Output solely the number of lines containing the string "name".
※ ※ ※
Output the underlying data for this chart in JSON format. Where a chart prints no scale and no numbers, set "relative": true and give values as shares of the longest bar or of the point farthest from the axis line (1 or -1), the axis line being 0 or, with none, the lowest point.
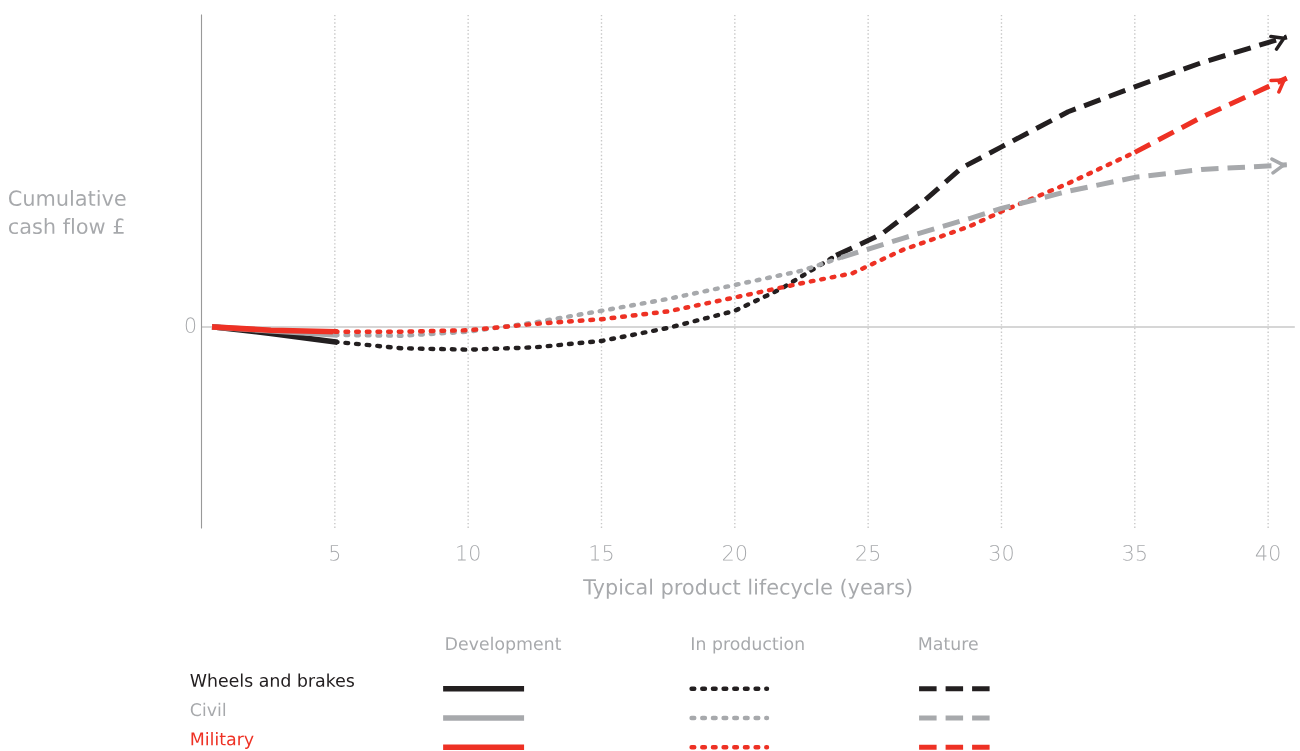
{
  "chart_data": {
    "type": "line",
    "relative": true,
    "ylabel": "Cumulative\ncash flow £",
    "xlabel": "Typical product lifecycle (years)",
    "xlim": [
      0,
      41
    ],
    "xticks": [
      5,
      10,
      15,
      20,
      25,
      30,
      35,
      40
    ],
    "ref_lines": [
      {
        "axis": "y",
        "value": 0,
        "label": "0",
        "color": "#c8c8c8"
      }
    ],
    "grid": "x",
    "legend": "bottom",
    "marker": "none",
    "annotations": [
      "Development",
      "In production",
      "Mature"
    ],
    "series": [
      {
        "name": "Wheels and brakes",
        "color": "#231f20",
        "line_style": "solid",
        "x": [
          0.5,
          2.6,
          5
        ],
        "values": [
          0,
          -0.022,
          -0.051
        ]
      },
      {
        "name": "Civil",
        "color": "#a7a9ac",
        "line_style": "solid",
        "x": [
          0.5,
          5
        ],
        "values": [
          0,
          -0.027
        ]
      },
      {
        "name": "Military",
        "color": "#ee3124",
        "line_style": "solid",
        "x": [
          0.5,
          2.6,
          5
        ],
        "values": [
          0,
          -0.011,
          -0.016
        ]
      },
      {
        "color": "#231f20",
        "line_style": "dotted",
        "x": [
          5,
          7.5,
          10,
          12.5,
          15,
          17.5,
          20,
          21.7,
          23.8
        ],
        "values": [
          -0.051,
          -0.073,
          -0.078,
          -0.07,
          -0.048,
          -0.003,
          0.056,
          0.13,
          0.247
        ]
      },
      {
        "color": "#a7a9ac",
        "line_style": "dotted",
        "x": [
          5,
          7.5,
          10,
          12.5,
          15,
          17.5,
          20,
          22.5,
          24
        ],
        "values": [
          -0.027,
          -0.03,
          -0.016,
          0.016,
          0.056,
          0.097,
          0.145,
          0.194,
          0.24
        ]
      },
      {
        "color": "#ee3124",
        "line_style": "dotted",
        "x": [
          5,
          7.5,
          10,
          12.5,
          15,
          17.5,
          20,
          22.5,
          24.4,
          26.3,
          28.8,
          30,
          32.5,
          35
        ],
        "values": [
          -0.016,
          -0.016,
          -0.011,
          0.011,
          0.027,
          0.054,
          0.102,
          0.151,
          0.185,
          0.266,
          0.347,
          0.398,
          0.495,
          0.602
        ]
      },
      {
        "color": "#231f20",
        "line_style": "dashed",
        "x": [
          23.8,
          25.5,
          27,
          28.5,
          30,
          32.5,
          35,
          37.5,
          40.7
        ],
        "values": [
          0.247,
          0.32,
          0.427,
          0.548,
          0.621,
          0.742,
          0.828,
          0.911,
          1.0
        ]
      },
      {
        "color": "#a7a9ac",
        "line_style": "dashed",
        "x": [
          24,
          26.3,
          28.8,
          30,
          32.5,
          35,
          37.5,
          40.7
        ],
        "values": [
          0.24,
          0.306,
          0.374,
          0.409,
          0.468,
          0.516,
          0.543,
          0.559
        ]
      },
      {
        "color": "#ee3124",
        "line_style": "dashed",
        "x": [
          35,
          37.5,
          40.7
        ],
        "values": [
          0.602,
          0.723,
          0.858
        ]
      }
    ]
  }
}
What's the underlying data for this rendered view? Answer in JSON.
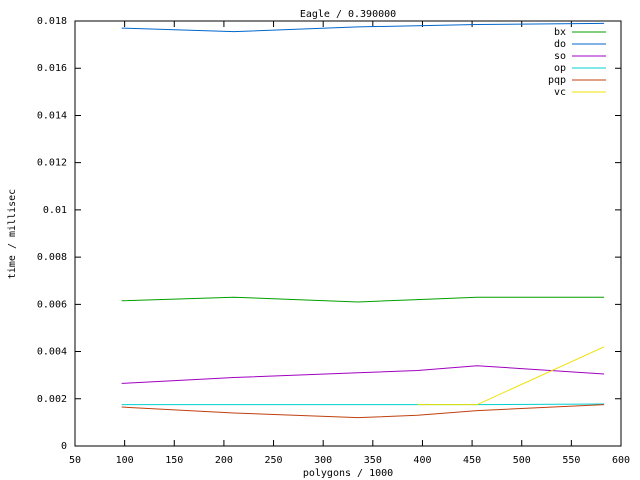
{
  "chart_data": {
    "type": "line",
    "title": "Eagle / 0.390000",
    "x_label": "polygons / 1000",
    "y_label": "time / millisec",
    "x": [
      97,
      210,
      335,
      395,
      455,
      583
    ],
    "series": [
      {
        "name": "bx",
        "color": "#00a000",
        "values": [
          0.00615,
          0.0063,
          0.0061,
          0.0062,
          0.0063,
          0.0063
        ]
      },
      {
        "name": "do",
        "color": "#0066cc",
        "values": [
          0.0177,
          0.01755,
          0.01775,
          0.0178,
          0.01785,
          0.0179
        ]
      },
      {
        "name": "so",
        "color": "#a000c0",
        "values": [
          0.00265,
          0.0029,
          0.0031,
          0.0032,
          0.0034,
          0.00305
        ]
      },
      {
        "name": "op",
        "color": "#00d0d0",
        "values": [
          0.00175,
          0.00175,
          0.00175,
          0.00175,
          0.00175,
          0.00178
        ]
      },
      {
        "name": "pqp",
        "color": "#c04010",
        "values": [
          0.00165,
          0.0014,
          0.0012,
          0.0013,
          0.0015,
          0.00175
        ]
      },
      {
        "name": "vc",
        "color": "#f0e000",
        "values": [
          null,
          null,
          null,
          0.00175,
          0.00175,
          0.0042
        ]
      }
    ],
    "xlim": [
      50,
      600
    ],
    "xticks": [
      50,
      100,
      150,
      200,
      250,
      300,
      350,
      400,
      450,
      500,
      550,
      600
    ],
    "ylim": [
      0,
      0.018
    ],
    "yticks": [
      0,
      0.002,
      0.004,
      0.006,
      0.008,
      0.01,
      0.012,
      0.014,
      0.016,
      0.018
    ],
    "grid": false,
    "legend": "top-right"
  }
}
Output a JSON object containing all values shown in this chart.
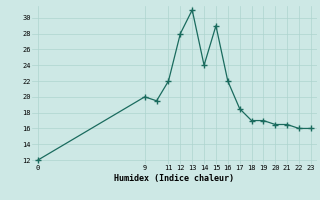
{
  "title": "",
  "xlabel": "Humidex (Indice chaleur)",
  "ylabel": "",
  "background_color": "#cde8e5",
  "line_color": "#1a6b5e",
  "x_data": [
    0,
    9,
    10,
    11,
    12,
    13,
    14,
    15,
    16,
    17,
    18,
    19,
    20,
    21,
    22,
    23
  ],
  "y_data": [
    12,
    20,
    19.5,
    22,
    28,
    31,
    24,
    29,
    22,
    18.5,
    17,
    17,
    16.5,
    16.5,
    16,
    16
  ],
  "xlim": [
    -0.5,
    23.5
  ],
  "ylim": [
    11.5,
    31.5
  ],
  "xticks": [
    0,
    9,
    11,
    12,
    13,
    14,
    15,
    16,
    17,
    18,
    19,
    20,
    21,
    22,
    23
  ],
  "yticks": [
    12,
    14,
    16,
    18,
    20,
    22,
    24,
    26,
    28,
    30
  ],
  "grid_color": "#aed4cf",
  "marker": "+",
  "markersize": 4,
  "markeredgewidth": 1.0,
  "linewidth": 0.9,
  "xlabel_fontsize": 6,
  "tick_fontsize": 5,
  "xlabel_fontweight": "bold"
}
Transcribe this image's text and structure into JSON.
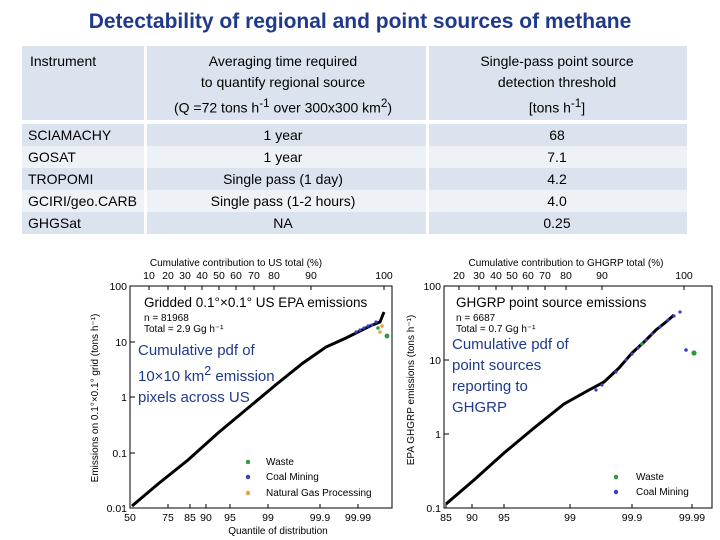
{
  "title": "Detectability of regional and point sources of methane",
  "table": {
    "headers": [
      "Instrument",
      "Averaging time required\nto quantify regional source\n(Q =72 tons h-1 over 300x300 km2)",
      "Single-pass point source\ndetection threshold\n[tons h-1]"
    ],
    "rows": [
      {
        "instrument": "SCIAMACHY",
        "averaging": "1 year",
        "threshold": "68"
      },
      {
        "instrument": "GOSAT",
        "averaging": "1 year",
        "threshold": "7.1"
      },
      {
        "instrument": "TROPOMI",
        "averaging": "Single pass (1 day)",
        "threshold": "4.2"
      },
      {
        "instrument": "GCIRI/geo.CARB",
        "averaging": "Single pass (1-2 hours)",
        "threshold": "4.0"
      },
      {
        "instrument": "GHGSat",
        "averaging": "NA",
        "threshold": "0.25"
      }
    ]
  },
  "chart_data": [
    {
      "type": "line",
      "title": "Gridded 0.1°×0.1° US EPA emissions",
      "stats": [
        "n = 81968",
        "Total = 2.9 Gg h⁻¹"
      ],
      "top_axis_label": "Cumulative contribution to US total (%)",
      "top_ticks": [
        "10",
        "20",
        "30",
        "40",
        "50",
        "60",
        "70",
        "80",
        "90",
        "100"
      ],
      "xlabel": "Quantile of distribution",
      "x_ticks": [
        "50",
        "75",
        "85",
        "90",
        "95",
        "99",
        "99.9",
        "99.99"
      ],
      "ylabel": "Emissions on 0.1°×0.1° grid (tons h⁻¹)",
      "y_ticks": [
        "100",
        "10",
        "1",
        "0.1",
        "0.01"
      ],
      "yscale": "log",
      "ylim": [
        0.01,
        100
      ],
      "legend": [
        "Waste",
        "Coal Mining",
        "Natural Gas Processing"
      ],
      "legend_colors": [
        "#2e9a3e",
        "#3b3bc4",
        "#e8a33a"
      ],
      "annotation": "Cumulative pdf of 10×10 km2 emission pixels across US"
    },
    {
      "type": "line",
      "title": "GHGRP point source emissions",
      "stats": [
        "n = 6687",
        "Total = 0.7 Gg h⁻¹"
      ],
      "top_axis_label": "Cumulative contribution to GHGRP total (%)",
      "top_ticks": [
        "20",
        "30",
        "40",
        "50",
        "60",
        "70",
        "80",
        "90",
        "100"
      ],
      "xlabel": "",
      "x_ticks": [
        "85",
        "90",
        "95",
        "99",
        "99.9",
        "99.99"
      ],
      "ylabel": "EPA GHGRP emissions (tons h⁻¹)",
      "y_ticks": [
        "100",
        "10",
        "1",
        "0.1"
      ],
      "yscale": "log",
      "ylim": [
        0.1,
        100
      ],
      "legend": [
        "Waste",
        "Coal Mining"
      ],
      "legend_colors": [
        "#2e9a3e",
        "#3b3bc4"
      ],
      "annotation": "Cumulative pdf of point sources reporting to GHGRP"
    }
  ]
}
※ ※ ※
* **TASK ANSWER**: 9